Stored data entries
##############################
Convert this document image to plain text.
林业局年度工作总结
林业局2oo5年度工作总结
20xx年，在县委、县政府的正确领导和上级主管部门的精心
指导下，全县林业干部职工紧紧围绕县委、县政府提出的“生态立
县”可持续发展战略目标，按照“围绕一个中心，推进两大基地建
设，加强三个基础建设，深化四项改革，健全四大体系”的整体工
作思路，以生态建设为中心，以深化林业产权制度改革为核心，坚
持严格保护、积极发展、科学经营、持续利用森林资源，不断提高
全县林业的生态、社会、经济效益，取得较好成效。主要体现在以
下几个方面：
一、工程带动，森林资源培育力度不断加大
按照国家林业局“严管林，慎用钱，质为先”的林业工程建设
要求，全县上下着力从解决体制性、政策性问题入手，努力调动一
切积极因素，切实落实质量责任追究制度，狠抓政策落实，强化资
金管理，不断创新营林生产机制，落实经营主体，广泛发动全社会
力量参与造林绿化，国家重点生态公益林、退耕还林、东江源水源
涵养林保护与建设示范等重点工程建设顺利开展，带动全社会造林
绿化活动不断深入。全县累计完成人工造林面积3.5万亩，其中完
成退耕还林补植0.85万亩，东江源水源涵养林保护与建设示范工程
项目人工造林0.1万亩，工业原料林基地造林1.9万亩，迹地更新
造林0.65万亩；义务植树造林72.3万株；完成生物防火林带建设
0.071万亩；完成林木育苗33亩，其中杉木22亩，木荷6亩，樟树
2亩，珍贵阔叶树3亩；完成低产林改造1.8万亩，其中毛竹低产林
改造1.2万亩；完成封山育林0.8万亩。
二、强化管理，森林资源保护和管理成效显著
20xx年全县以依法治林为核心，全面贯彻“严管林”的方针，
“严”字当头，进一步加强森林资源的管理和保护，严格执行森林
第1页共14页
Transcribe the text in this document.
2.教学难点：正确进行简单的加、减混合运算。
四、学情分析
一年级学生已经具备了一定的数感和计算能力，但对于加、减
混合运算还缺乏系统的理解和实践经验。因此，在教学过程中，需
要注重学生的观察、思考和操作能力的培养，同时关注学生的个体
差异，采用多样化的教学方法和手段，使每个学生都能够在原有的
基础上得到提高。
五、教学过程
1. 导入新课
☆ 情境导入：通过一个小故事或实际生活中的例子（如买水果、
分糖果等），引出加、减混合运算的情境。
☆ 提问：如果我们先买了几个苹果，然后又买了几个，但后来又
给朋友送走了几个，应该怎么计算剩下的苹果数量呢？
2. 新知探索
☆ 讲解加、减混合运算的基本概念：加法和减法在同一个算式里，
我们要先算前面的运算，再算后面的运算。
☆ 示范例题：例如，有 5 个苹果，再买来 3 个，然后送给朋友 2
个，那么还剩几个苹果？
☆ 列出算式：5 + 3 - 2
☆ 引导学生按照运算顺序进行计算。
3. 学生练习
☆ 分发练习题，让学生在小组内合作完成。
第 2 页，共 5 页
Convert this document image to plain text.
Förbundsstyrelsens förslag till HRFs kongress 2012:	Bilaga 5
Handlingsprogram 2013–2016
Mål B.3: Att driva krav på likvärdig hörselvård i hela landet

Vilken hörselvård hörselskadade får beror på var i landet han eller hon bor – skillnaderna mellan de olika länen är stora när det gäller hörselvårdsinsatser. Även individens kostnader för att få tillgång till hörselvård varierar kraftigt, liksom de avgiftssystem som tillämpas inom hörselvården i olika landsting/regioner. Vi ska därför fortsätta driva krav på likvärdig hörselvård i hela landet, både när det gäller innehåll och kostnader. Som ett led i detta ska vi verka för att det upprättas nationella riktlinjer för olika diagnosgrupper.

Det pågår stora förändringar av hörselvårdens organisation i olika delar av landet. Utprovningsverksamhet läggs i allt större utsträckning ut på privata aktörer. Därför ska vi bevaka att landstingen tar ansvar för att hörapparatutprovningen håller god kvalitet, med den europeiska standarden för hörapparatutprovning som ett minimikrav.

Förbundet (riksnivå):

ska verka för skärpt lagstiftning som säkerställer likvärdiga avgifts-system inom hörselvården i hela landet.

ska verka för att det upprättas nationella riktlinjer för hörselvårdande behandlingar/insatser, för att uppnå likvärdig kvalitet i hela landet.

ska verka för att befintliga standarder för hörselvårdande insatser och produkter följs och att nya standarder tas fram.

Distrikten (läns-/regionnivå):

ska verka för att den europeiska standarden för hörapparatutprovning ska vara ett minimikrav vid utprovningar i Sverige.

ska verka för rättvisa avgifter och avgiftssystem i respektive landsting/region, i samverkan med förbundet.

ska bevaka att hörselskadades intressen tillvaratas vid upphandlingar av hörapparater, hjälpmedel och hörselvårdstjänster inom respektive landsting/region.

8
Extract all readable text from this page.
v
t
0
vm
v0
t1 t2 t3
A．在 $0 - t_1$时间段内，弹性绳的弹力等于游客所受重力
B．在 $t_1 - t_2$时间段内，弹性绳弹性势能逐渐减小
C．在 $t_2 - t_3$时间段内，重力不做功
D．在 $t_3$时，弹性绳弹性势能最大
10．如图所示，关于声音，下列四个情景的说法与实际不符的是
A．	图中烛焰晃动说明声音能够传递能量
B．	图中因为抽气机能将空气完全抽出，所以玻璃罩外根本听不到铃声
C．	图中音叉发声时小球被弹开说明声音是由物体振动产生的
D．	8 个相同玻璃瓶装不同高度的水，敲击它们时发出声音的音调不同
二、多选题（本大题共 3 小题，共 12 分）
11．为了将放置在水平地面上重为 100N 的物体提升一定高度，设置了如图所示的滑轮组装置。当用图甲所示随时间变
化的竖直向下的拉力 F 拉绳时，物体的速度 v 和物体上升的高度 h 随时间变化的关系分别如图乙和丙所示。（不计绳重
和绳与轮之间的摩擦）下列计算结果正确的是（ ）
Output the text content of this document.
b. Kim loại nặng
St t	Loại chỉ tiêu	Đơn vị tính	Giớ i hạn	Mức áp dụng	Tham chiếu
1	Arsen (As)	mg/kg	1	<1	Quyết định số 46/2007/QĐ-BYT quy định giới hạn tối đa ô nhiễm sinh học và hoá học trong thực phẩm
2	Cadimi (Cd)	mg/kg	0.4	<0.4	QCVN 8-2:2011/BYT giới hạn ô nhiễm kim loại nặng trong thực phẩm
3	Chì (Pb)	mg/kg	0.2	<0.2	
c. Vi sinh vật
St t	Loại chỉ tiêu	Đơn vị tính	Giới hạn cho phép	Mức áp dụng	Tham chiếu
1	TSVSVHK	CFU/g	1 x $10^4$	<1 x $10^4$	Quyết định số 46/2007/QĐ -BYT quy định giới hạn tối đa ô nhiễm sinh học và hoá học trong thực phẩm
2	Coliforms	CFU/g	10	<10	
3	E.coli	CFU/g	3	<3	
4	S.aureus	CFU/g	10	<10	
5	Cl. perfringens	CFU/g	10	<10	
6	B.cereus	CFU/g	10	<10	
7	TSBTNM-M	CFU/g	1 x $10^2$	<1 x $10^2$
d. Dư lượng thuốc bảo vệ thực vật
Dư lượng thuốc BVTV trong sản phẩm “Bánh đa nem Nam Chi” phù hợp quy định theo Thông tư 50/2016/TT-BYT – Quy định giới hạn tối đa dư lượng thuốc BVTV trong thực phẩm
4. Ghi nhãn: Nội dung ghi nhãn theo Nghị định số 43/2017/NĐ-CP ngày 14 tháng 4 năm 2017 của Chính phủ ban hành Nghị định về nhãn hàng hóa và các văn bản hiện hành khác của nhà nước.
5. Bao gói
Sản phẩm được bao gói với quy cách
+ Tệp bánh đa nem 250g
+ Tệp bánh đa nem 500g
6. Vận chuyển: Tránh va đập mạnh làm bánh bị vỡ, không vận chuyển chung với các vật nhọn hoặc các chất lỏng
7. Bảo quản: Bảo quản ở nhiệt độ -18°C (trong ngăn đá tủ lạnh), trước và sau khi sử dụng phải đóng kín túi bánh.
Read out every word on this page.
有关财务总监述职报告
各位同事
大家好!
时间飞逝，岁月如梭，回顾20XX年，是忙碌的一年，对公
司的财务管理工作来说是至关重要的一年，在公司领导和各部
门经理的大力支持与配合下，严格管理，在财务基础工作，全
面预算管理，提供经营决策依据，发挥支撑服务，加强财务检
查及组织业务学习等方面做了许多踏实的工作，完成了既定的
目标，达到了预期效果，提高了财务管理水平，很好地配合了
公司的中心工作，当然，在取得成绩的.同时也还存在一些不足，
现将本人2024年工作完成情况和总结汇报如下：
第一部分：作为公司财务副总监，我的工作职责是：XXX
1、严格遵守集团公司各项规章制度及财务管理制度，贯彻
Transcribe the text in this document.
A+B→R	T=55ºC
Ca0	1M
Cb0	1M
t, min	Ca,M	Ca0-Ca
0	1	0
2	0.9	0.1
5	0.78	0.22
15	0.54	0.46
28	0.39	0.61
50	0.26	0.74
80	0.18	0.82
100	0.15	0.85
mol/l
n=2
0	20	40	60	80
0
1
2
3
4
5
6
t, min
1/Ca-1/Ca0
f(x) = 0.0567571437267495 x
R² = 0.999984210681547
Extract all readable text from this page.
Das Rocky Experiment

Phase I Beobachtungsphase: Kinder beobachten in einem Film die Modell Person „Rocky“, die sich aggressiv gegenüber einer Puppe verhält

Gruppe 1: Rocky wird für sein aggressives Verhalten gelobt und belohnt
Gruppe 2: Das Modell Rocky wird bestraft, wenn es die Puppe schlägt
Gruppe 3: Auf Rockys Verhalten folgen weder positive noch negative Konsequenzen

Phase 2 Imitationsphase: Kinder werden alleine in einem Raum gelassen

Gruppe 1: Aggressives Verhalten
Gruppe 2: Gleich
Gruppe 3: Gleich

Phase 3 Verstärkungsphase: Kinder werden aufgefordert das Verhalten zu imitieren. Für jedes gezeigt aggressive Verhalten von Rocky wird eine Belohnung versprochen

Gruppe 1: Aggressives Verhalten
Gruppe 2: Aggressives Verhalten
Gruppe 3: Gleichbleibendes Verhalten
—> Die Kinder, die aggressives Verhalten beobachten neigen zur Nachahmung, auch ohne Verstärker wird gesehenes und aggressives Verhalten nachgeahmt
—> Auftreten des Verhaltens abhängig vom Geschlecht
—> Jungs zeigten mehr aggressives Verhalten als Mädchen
##############################
### THE EXERCISE
In the records above, how many lines include "tính"? Give that number and nothing more.

### SOLVED EXERCISE
2